▸ **What to do**:
Bring together all lines of the material below that contain the string "第一责任人".

BEGIN Extracted data

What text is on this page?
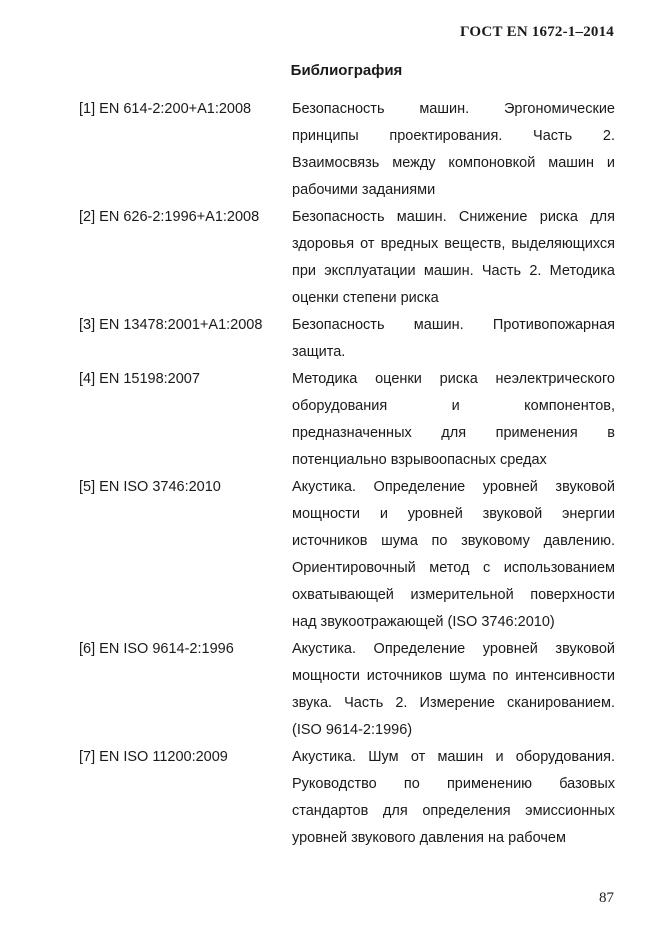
ГОСТ EN 1672-1–2014
Библиография
[1] EN 614-2:200+A1:2008	Безопасность машин. Эргономические принципы проектирования. Часть 2. Взаимосвязь между компоновкой машин и рабочими заданиями
[2] EN 626-2:1996+A1:2008	Безопасность машин. Снижение риска для здоровья от вредных веществ, выделяющихся при эксплуатации машин. Часть 2. Методика оценки степени риска
[3] EN 13478:2001+A1:2008	Безопасность машин. Противопожарная защита.
[4] EN 15198:2007	Методика оценки риска неэлектрического оборудования и компонентов, предназначенных для применения в потенциально взрывоопасных средах
[5] EN ISO 3746:2010	Акустика. Определение уровней звуковой мощности и уровней звуковой энергии источников шума по звуковому давлению. Ориентировочный метод с использованием охватывающей измерительной поверхности над звукоотражающей (ISO 3746:2010)
[6] EN ISO 9614-2:1996	Акустика. Определение уровней звуковой мощности источников шума по интенсивности звука. Часть 2. Измерение сканированием. (ISO 9614-2:1996)
[7] EN ISO 11200:2009	Акустика. Шум от машин и оборудования. Руководство по применению базовых стандартов для определения эмиссионных уровней звукового давления на рабочем
87
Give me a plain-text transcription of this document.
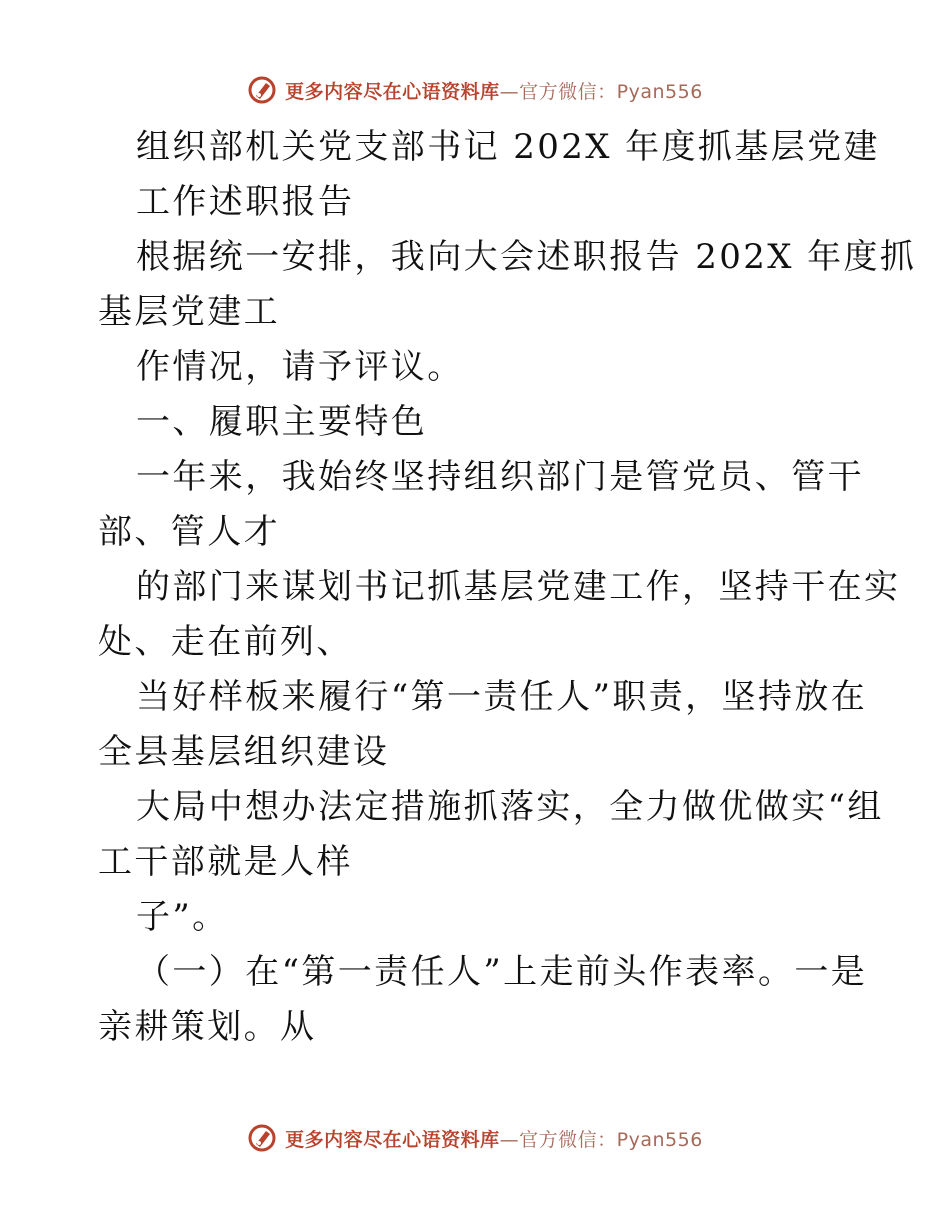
更多内容尽在心语资料库 —官方微信：Pyan556
组织部机关党支部书记 202X 年度抓基层党建
工作述职报告
根据统一安排，我向大会述职报告 202X 年度抓
基层党建工
作情况，请予评议。
一、履职主要特色
一年来，我始终坚持组织部门是管党员、管干
部、管人才
的部门来谋划书记抓基层党建工作，坚持干在实
处、走在前列、
当好样板来履行“第一责任人”职责，坚持放在
全县基层组织建设
大局中想办法定措施抓落实，全力做优做实“组
工干部就是人样
子”。
（一）在“第一责任人”上走前头作表率。一是
亲耕策划。从
更多内容尽在心语资料库 —官方微信：Pyan556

END Extracted data

▸ **Solution**:
当好样板来履行“第一责任人”职责，坚持放在
（一）在“第一责任人”上走前头作表率。一是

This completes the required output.